THE REQUEST
Transcribe every line exactly. Leave the pictures behind.

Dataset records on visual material
******
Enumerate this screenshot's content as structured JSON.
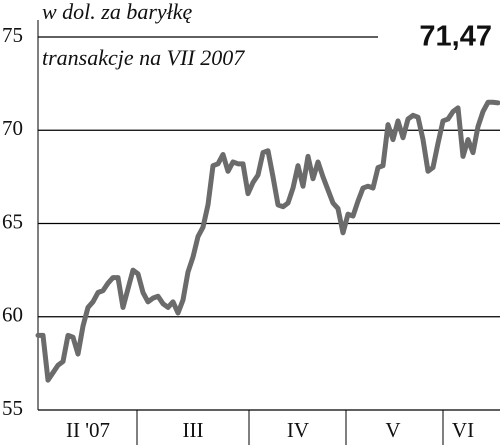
{
  "chart_data": {
    "type": "line",
    "title": "w dol. za baryłkę",
    "subtitle": "transakcje na VII 2007",
    "annotation": "71,47",
    "categories": [
      null,
      null,
      null,
      null,
      null,
      null,
      null,
      null,
      null,
      null,
      "II '07",
      null,
      null,
      null,
      null,
      null,
      null,
      null,
      null,
      null,
      null,
      null,
      null,
      null,
      null,
      null,
      null,
      null,
      null,
      null,
      null,
      "III",
      null,
      null,
      null,
      null,
      null,
      null,
      null,
      null,
      null,
      null,
      null,
      null,
      null,
      null,
      null,
      null,
      null,
      null,
      null,
      null,
      "IV",
      null,
      null,
      null,
      null,
      null,
      null,
      null,
      null,
      null,
      null,
      null,
      null,
      null,
      null,
      null,
      null,
      null,
      null,
      "V",
      null,
      null,
      null,
      null,
      null,
      null,
      null,
      null,
      null,
      null,
      null,
      null,
      null,
      "VI",
      null,
      null,
      null,
      null,
      null,
      null,
      null
    ],
    "values": [
      59.0,
      59.0,
      56.6,
      57.0,
      57.4,
      57.6,
      59.0,
      58.9,
      58.0,
      59.5,
      60.5,
      60.8,
      61.3,
      61.4,
      61.8,
      62.1,
      62.1,
      60.5,
      61.5,
      62.5,
      62.3,
      61.3,
      60.8,
      61.0,
      61.1,
      60.7,
      60.5,
      60.8,
      60.2,
      60.9,
      62.4,
      63.2,
      64.3,
      64.8,
      66.0,
      68.1,
      68.2,
      68.7,
      67.8,
      68.3,
      68.2,
      68.2,
      66.6,
      67.2,
      67.6,
      68.8,
      68.9,
      67.5,
      66.0,
      65.9,
      66.1,
      66.9,
      68.1,
      67.0,
      68.6,
      67.4,
      68.3,
      67.5,
      66.8,
      66.1,
      65.8,
      64.5,
      65.5,
      65.4,
      66.2,
      66.9,
      67.0,
      66.9,
      68.0,
      68.1,
      70.3,
      69.5,
      70.5,
      69.6,
      70.6,
      70.8,
      70.7,
      69.5,
      67.8,
      68.0,
      69.3,
      70.5,
      70.6,
      71.0,
      71.2,
      68.6,
      69.5,
      68.8,
      70.2,
      71.0,
      71.5,
      71.5,
      71.47
    ],
    "color": "#6b6b6b",
    "ylim": [
      55,
      75
    ],
    "yticks": [
      55,
      60,
      65,
      70,
      75
    ],
    "grid": true
  }
}
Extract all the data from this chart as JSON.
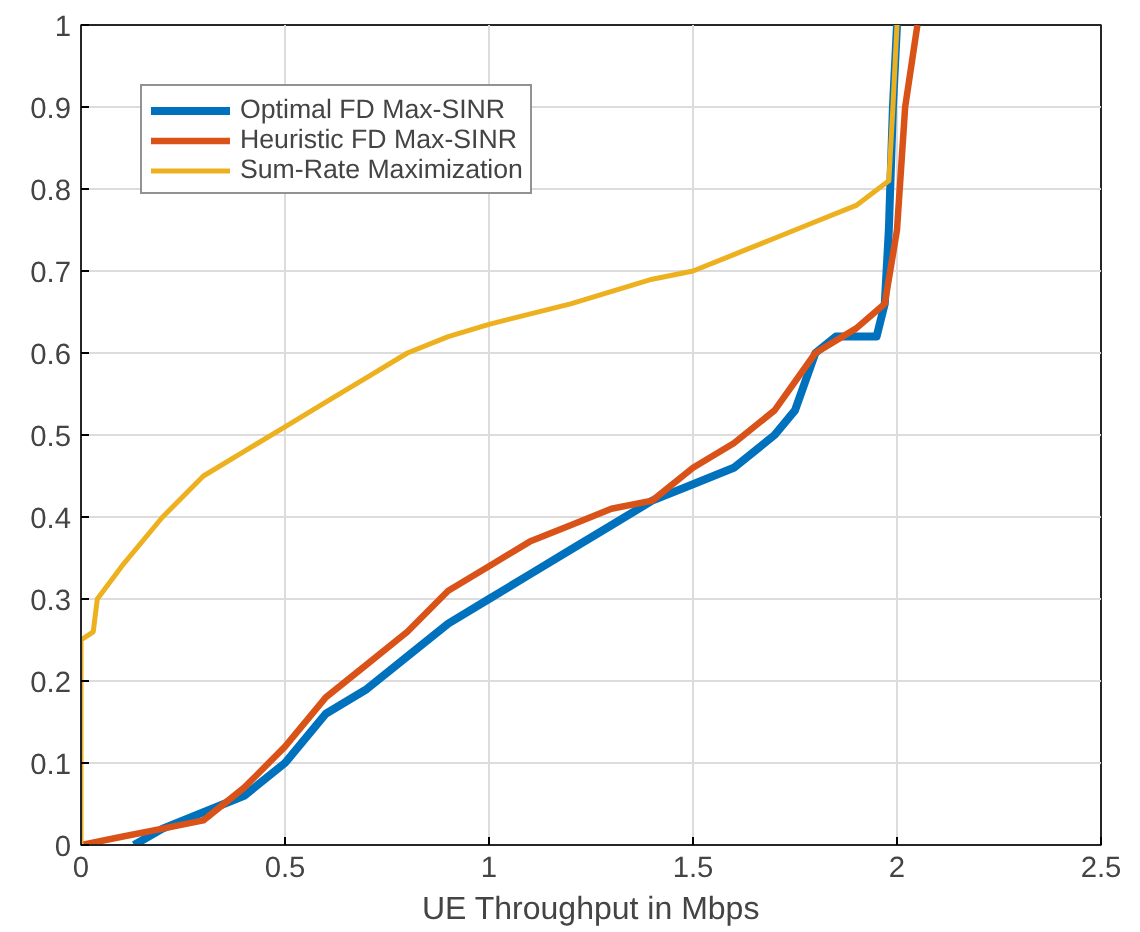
{
  "chart_data": {
    "type": "line",
    "xlabel": "UE Throughput in Mbps",
    "xlim": [
      0,
      2.5
    ],
    "ylim": [
      0,
      1
    ],
    "xticks": [
      0,
      0.5,
      1,
      1.5,
      2,
      2.5
    ],
    "yticks": [
      0,
      0.1,
      0.2,
      0.3,
      0.4,
      0.5,
      0.6,
      0.7,
      0.8,
      0.9,
      1
    ],
    "grid": true,
    "legend": "top left",
    "line_style": "solid",
    "series": [
      {
        "name": "Optimal FD Max-SINR",
        "color": "#0072bd",
        "x": [
          0.13,
          0.2,
          0.3,
          0.4,
          0.5,
          0.6,
          0.7,
          0.8,
          0.9,
          1.0,
          1.1,
          1.2,
          1.3,
          1.4,
          1.5,
          1.6,
          1.7,
          1.75,
          1.8,
          1.85,
          1.95,
          1.97,
          1.98,
          1.99,
          2.0
        ],
        "values": [
          0,
          0.02,
          0.04,
          0.06,
          0.1,
          0.16,
          0.19,
          0.23,
          0.27,
          0.3,
          0.33,
          0.36,
          0.39,
          0.42,
          0.44,
          0.46,
          0.5,
          0.53,
          0.6,
          0.62,
          0.62,
          0.66,
          0.75,
          0.9,
          1.0
        ]
      },
      {
        "name": "Heuristic FD Max-SINR",
        "color": "#d95319",
        "x": [
          0,
          0.1,
          0.2,
          0.3,
          0.4,
          0.5,
          0.6,
          0.7,
          0.8,
          0.9,
          1.0,
          1.1,
          1.2,
          1.3,
          1.4,
          1.5,
          1.6,
          1.7,
          1.8,
          1.9,
          1.97,
          2.0,
          2.02,
          2.05
        ],
        "values": [
          0,
          0.01,
          0.02,
          0.03,
          0.07,
          0.12,
          0.18,
          0.22,
          0.26,
          0.31,
          0.34,
          0.37,
          0.39,
          0.41,
          0.42,
          0.46,
          0.49,
          0.53,
          0.6,
          0.63,
          0.66,
          0.75,
          0.9,
          1.0
        ]
      },
      {
        "name": "Sum-Rate Maximization",
        "color": "#edb120",
        "x": [
          0,
          0,
          0.03,
          0.04,
          0.1,
          0.2,
          0.3,
          0.4,
          0.5,
          0.6,
          0.7,
          0.8,
          0.9,
          1.0,
          1.2,
          1.4,
          1.5,
          1.6,
          1.7,
          1.8,
          1.9,
          1.98,
          1.99,
          2.0
        ],
        "values": [
          0,
          0.25,
          0.26,
          0.3,
          0.34,
          0.4,
          0.45,
          0.48,
          0.51,
          0.54,
          0.57,
          0.6,
          0.62,
          0.635,
          0.66,
          0.69,
          0.7,
          0.72,
          0.74,
          0.76,
          0.78,
          0.81,
          0.9,
          1.0
        ]
      }
    ]
  }
}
******
THE REPLY
Enumerate this screenshot's content as structured JSON.
{
  "chart_data": {
    "type": "line",
    "title": "w dol. za baryłkę",
    "subtitle": "transakcje na VII 2007",
    "annotation": "71,47",
    "categories": [
      null,
      null,
      null,
      null,
      null,
      null,
      null,
      null,
      null,
      null,
      "II '07",
      null,
      null,
      null,
      null,
      null,
      null,
      null,
      null,
      null,
      null,
      null,
      null,
      null,
      null,
      null,
      null,
      null,
      null,
      null,
      null,
      "III",
      null,
      null,
      null,
      null,
      null,
      null,
      null,
      null,
      null,
      null,
      null,
      null,
      null,
      null,
      null,
      null,
      null,
      null,
      null,
      null,
      "IV",
      null,
      null,
      null,
      null,
      null,
      null,
      null,
      null,
      null,
      null,
      null,
      null,
      null,
      null,
      null,
      null,
      null,
      null,
      "V",
      null,
      null,
      null,
      null,
      null,
      null,
      null,
      null,
      null,
      null,
      null,
      null,
      null,
      "VI",
      null,
      null,
      null,
      null,
      null,
      null,
      null
    ],
    "values": [
      59.0,
      59.0,
      56.6,
      57.0,
      57.4,
      57.6,
      59.0,
      58.9,
      58.0,
      59.5,
      60.5,
      60.8,
      61.3,
      61.4,
      61.8,
      62.1,
      62.1,
      60.5,
      61.5,
      62.5,
      62.3,
      61.3,
      60.8,
      61.0,
      61.1,
      60.7,
      60.5,
      60.8,
      60.2,
      60.9,
      62.4,
      63.2,
      64.3,
      64.8,
      66.0,
      68.1,
      68.2,
      68.7,
      67.8,
      68.3,
      68.2,
      68.2,
      66.6,
      67.2,
      67.6,
      68.8,
      68.9,
      67.5,
      66.0,
      65.9,
      66.1,
      66.9,
      68.1,
      67.0,
      68.6,
      67.4,
      68.3,
      67.5,
      66.8,
      66.1,
      65.8,
      64.5,
      65.5,
      65.4,
      66.2,
      66.9,
      67.0,
      66.9,
      68.0,
      68.1,
      70.3,
      69.5,
      70.5,
      69.6,
      70.6,
      70.8,
      70.7,
      69.5,
      67.8,
      68.0,
      69.3,
      70.5,
      70.6,
      71.0,
      71.2,
      68.6,
      69.5,
      68.8,
      70.2,
      71.0,
      71.5,
      71.5,
      71.47
    ],
    "color": "#6b6b6b",
    "ylim": [
      55,
      75
    ],
    "yticks": [
      55,
      60,
      65,
      70,
      75
    ],
    "grid": true
  }
}
Extract all the data from this chart as JSON.
{
  "chart_data": {
    "type": "line",
    "xlabel": "UE Throughput in Mbps",
    "xlim": [
      0,
      2.5
    ],
    "ylim": [
      0,
      1
    ],
    "xticks": [
      0,
      0.5,
      1,
      1.5,
      2,
      2.5
    ],
    "yticks": [
      0,
      0.1,
      0.2,
      0.3,
      0.4,
      0.5,
      0.6,
      0.7,
      0.8,
      0.9,
      1
    ],
    "grid": true,
    "legend": "top left",
    "line_style": "solid",
    "series": [
      {
        "name": "Optimal FD Max-SINR",
        "color": "#0072bd",
        "x": [
          0.13,
          0.2,
          0.3,
          0.4,
          0.5,
          0.6,
          0.7,
          0.8,
          0.9,
          1.0,
          1.1,
          1.2,
          1.3,
          1.4,
          1.5,
          1.6,
          1.7,
          1.75,
          1.8,
          1.85,
          1.95,
          1.97,
          1.98,
          1.99,
          2.0
        ],
        "values": [
          0,
          0.02,
          0.04,
          0.06,
          0.1,
          0.16,
          0.19,
          0.23,
          0.27,
          0.3,
          0.33,
          0.36,
          0.39,
          0.42,
          0.44,
          0.46,
          0.5,
          0.53,
          0.6,
          0.62,
          0.62,
          0.66,
          0.75,
          0.9,
          1.0
        ]
      },
      {
        "name": "Heuristic FD Max-SINR",
        "color": "#d95319",
        "x": [
          0,
          0.1,
          0.2,
          0.3,
          0.4,
          0.5,
          0.6,
          0.7,
          0.8,
          0.9,
          1.0,
          1.1,
          1.2,
          1.3,
          1.4,
          1.5,
          1.6,
          1.7,
          1.8,
          1.9,
          1.97,
          2.0,
          2.02,
          2.05
        ],
        "values": [
          0,
          0.01,
          0.02,
          0.03,
          0.07,
          0.12,
          0.18,
          0.22,
          0.26,
          0.31,
          0.34,
          0.37,
          0.39,
          0.41,
          0.42,
          0.46,
          0.49,
          0.53,
          0.6,
          0.63,
          0.66,
          0.75,
          0.9,
          1.0
        ]
      },
      {
        "name": "Sum-Rate Maximization",
        "color": "#edb120",
        "x": [
          0,
          0,
          0.03,
          0.04,
          0.1,
          0.2,
          0.3,
          0.4,
          0.5,
          0.6,
          0.7,
          0.8,
          0.9,
          1.0,
          1.2,
          1.4,
          1.5,
          1.6,
          1.7,
          1.8,
          1.9,
          1.98,
          1.99,
          2.0
        ],
        "values": [
          0,
          0.25,
          0.26,
          0.3,
          0.34,
          0.4,
          0.45,
          0.48,
          0.51,
          0.54,
          0.57,
          0.6,
          0.62,
          0.635,
          0.66,
          0.69,
          0.7,
          0.72,
          0.74,
          0.76,
          0.78,
          0.81,
          0.9,
          1.0
        ]
      }
    ]
  }
}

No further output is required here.